• **Set problem**: Collect every line below that contains the word "placeholder".

Records from a data collection
---
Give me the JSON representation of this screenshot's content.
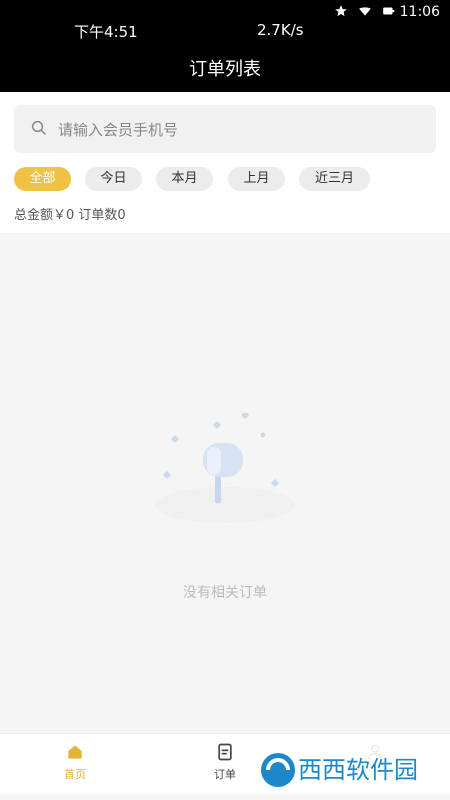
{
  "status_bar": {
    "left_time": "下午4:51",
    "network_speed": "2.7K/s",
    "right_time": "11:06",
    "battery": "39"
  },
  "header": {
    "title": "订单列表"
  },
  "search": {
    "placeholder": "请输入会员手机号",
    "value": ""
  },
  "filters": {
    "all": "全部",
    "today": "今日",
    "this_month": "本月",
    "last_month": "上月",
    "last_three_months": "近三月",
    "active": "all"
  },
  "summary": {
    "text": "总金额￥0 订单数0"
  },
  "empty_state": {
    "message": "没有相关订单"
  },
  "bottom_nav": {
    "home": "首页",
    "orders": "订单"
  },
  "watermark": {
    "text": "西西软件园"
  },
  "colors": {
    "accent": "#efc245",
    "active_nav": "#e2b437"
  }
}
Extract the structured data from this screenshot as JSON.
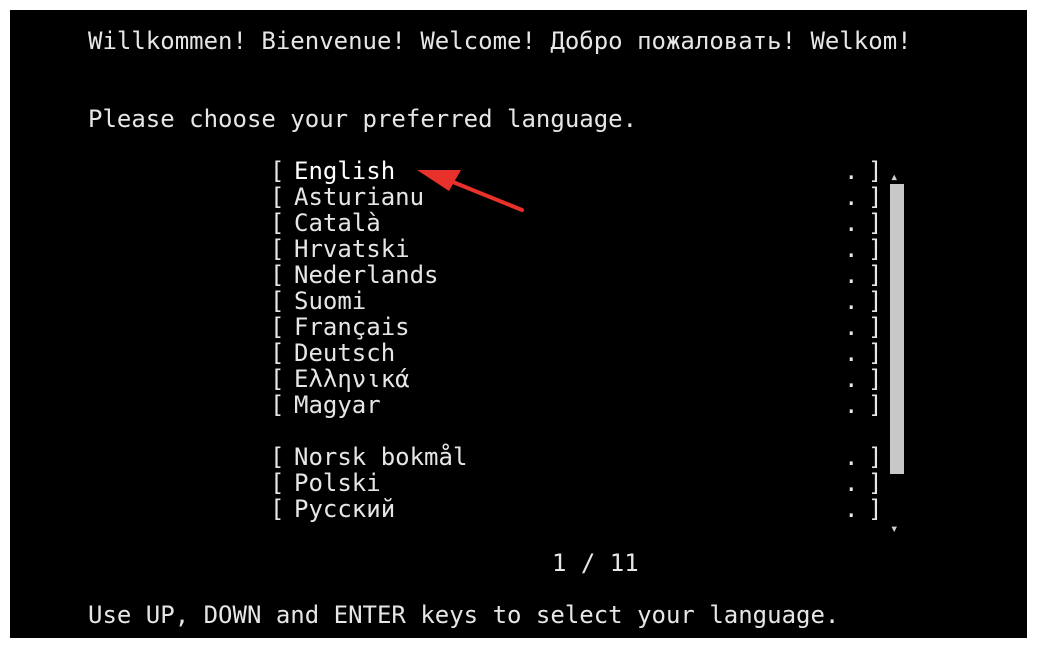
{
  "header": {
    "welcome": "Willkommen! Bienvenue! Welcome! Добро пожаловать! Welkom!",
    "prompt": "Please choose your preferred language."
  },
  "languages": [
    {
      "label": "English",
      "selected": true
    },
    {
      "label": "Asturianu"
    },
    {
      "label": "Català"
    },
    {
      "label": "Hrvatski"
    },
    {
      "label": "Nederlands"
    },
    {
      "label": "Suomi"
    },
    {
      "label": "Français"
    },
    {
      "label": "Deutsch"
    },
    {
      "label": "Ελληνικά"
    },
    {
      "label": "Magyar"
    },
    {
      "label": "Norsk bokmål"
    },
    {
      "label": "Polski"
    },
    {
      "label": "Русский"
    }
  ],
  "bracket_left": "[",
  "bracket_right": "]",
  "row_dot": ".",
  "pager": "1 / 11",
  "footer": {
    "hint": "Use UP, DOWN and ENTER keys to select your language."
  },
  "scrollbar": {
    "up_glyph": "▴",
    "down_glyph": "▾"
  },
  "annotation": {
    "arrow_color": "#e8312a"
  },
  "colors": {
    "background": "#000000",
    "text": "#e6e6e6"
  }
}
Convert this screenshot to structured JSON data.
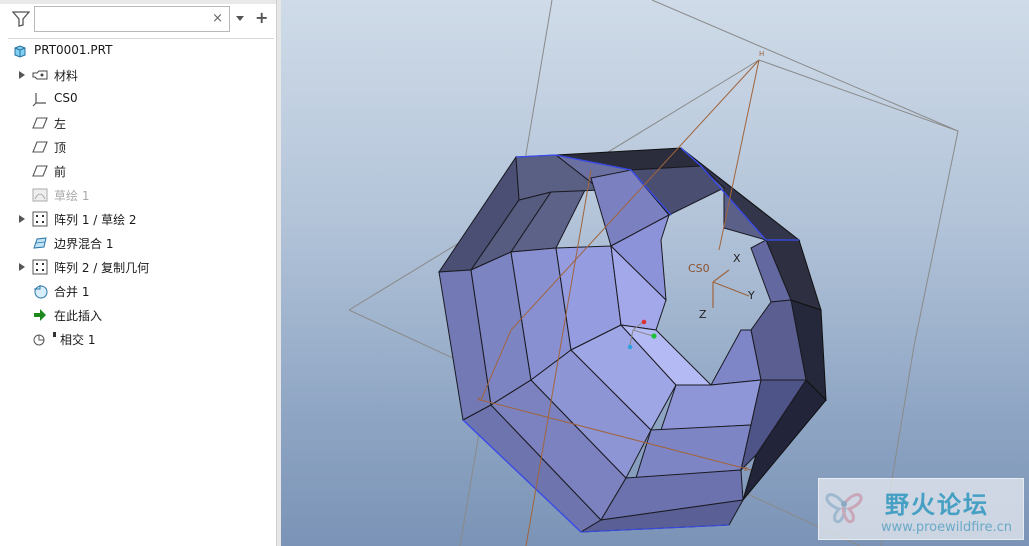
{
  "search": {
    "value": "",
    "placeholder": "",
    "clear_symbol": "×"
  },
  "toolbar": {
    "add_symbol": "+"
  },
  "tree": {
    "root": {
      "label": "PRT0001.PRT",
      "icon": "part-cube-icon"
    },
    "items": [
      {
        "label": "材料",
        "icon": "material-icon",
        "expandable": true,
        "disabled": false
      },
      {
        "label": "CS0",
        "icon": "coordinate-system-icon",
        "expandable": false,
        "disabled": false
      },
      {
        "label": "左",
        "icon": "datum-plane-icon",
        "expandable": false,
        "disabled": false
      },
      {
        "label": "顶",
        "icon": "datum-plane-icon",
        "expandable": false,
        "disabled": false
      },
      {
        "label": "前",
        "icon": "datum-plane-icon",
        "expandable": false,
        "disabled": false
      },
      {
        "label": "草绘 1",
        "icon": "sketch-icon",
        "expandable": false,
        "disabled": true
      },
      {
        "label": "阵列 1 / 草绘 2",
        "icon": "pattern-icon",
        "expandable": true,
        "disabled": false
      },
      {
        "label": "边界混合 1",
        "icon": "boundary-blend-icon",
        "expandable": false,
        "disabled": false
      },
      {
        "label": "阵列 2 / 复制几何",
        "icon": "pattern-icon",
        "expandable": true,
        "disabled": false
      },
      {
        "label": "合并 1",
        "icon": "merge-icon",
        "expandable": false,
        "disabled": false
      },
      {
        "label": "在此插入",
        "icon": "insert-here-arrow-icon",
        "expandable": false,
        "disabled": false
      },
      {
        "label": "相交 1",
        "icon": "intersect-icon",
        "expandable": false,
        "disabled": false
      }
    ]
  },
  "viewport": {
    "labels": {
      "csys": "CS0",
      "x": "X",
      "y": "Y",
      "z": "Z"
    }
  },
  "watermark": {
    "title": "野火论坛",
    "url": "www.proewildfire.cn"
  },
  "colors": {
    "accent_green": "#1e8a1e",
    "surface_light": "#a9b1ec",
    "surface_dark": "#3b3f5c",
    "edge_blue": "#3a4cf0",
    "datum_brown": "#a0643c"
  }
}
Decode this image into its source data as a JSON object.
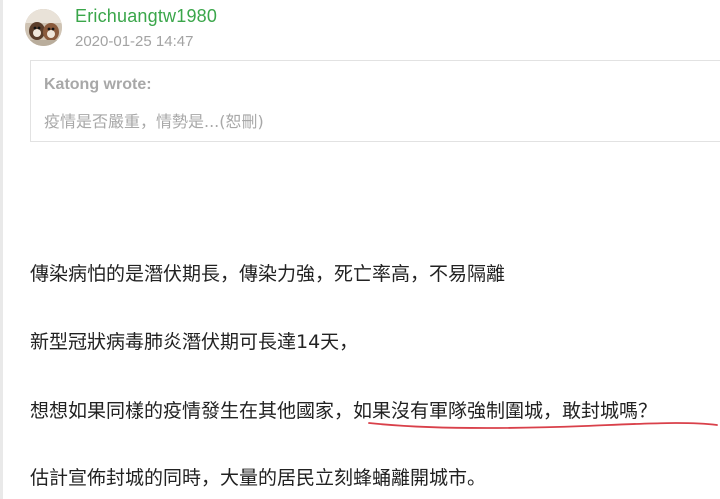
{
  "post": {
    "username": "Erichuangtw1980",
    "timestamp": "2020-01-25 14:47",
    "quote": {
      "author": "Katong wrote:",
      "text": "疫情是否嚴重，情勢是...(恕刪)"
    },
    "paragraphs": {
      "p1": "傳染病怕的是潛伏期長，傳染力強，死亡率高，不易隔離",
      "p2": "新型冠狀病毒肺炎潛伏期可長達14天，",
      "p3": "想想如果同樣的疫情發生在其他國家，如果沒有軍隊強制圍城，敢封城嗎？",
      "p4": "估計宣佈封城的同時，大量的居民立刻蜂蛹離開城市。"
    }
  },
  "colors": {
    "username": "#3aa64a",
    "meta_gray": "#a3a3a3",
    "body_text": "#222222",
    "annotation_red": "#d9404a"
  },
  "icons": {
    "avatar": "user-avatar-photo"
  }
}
---
• **Finished answer**:
    "placeholder": "请输入会员手机号",
    "placeholder": "",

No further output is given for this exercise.